## [原文抜粋]
===
光ピックアップ装置や半導体装置の対物レンズ、眼鏡レンズ、光学用反射鏡、ローパスフィルタ等の光学基材には、光透過率を向上させることを目的として、反射防止膜が施される。従来、反射防止膜は、真空蒸着、スパッタリング、イオンプレーティング等の物理的方法により形成されてきた。しかしこれらの成膜方法は真空機器を必要とするためコストが高いという欠点を有する。
単層の反射防止膜は、基材より小さく、かつ空気等の入射媒質より大きい屈折率を有するように設計される。屈折率1.5程度のガラスからなるレンズの反射防止膜は、屈折率1.2〜1.25が理想的であると言われている。しかし、物理的方法により形成できる反射防止膜において、このような理想的な屈折率を有する物質は無いので、屈折率1.38のMgF2が反射防止膜材料として汎用されている。
しかし近年、幅広い波長領域の光線を使用する光学機器も製作されるようになってきており、幅広い波長範囲で優れた光学特性を有する反射防止膜が望まれるようになってきた。しかも光学素子は複数のレンズ群により構成されることが多いので、各レンズ面での反射による透過光量の損失が多くなるのを防ぐために、一般的に多層構成の反射防止膜を設けている。多層反射防止膜は、各層の界面で生じた反射光と、各層に入射する光線とが干渉によって相殺し合うように設計される。多層構成の反射防止膜は、さらにコストが高いという欠点を有する。
そこで、脱水重縮合を用いたゾル−ゲル法を利用した湿式法(ディップコート法、ロールコート法、スピンコート法、フローコート法、スプレーコート法等)により、反射防止膜を形成する方法が提案されている。
例えば特開2006-215542号(特許文献1)は、基材の表面に順に形成された緻密層及びシリカエアロゲル多孔質層からなり、屈折率が基材からシリカエアロゲル多孔質層まで順に小さくなっている反射防止膜を提案している。このシリカエアロゲル多孔質層は、(i) ゾル状又はゲル状の酸化珪素を有機修飾剤と反応させて有機修飾ゾル又は有機修飾ゲルとし、(ii) 前記有機修飾ゾル又は前記有機修飾ゲルをゾル状にしたものを緻密層表面にコーティングし、得られた有機修飾シリカゲル層にスプリングバック現象を生じさせ、有機修飾シリカエアロゲル層にし、(iii) 得られた有機修飾シリカエアロゲル層を熱処理して有機修飾基を除去することにより形成する。
シリカエアロゲル多孔質層は屈折率が1.20程度と小さく、それを有する反射防止膜は幅広い波長範囲で優れた反射防止特性を有する。しかもゾル−ゲル法により作製できることから、コストパフォーマンスにも優れている。しかし一層屈折率の低い反射防止膜が望まれる。
===
## [データ一覧]

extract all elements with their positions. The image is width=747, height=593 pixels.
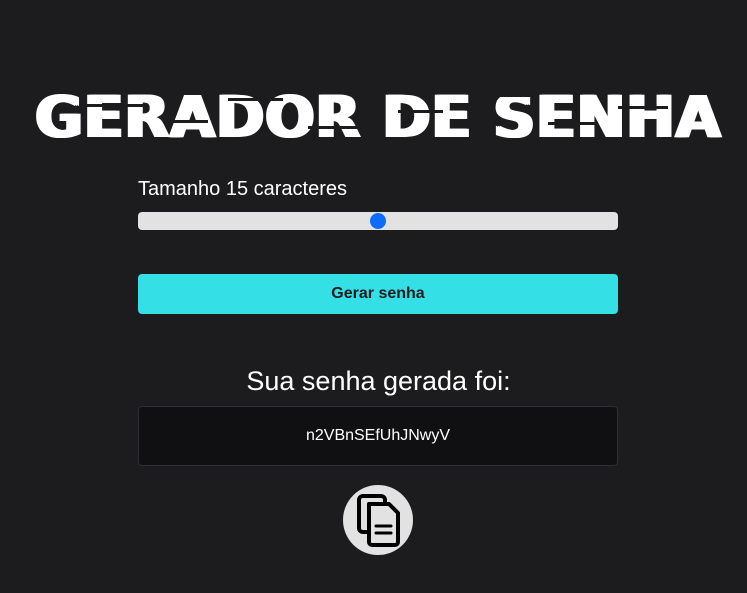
length-slider-thumb[interactable] <box>370 213 386 229</box>
generated-password-field[interactable]: n2VBnSEfUhJNwyV <box>138 406 618 466</box>
generated-password-value[interactable]: n2VBnSEfUhJNwyV <box>306 427 450 444</box>
length-slider[interactable] <box>138 212 618 230</box>
length-label: Tamanho 15 caracteres <box>138 178 348 200</box>
password-generator-page: GERADOR DE SENHA Tamanho 15 caracteres G… <box>0 0 747 593</box>
generate-password-button[interactable]: Gerar senha <box>138 274 618 314</box>
page-title: GERADOR DE SENHA <box>35 83 722 151</box>
copy-button[interactable] <box>343 485 413 555</box>
result-title: Sua senha gerada foi: <box>246 366 511 396</box>
copy-icon <box>357 494 400 547</box>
===
## [作業指示]
1. 原文抜粋によると、屈折率1.5程度のガラスからなるレンズの反射防止膜で理想的とされる屈折率はどの範囲か。
2. 原文抜粋の「しかし近年、幅広い波長領域の」から「の低い反射防止膜が望まれる。」までを、両端も含めてそのまま再掲せよ。

## [解答]
1. 1.2〜1.25。

2.
しかし近年、幅広い波長領域の光線を使用する光学機器も製作されるようになってきており、幅広い波長範囲で優れた光学特性を有する反射防止膜が望まれるようになってきた。しかも光学素子は複数のレンズ群により構成されることが多いので、各レンズ面での反射による透過光量の損失が多くなるのを防ぐために、一般的に多層構成の反射防止膜を設けている。多層反射防止膜は、各層の界面で生じた反射光と、各層に入射する光線とが干渉によって相殺し合うように設計される。多層構成の反射防止膜は、さらにコストが高いという欠点を有する。
そこで、脱水重縮合を用いたゾル−ゲル法を利用した湿式法(ディップコート法、ロールコート法、スピンコート法、フローコート法、スプレーコート法等)により、反射防止膜を形成する方法が提案されている。
例えば特開2006-215542号(特許文献1)は、基材の表面に順に形成された緻密層及びシリカエアロゲル多孔質層からなり、屈折率が基材からシリカエアロゲル多孔質層まで順に小さくなっている反射防止膜を提案している。このシリカエアロゲル多孔質層は、(i) ゾル状又はゲル状の酸化珪素を有機修飾剤と反応させて有機修飾ゾル又は有機修飾ゲルとし、(ii) 前記有機修飾ゾル又は前記有機修飾ゲルをゾル状にしたものを緻密層表面にコーティングし、得られた有機修飾シリカゲル層にスプリングバック現象を生じさせ、有機修飾シリカエアロゲル層にし、(iii) 得られた有機修飾シリカエアロゲル層を熱処理して有機修飾基を除去することにより形成する。
シリカエアロゲル多孔質層は屈折率が1.20程度と小さく、それを有する反射防止膜は幅広い波長範囲で優れた反射防止特性を有する。しかもゾル−ゲル法により作製できることから、コストパフォーマンスにも優れている。しかし一層屈折率の低い反射防止膜が望まれる。